WORK TO COMPLETE: Reproduce the listing that follows with no differences at all.

(Data extracted from a collection)
********************
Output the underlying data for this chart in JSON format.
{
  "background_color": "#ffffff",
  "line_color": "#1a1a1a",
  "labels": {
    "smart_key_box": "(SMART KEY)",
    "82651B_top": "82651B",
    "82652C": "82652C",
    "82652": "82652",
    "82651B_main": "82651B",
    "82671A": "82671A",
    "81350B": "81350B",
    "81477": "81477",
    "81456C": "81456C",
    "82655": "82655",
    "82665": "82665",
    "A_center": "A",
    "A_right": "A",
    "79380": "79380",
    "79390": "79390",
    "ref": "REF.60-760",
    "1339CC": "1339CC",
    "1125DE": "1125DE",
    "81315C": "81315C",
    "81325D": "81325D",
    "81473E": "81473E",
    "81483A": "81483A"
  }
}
********************
THE RESULT:
Output the underlying data for this chart in JSON format.
{
  "background_color": "#ffffff",
  "line_color": "#1a1a1a",
  "labels": {
    "smart_key_box": "(SMART KEY)",
    "82651B_top": "82651B",
    "82652C": "82652C",
    "82652": "82652",
    "82651B_main": "82651B",
    "82671A": "82671A",
    "81350B": "81350B",
    "81477": "81477",
    "81456C": "81456C",
    "82655": "82655",
    "82665": "82665",
    "A_center": "A",
    "A_right": "A",
    "79380": "79380",
    "79390": "79390",
    "ref": "REF.60-760",
    "1339CC": "1339CC",
    "1125DE": "1125DE",
    "81315C": "81315C",
    "81325D": "81325D",
    "81473E": "81473E",
    "81483A": "81483A"
  }
}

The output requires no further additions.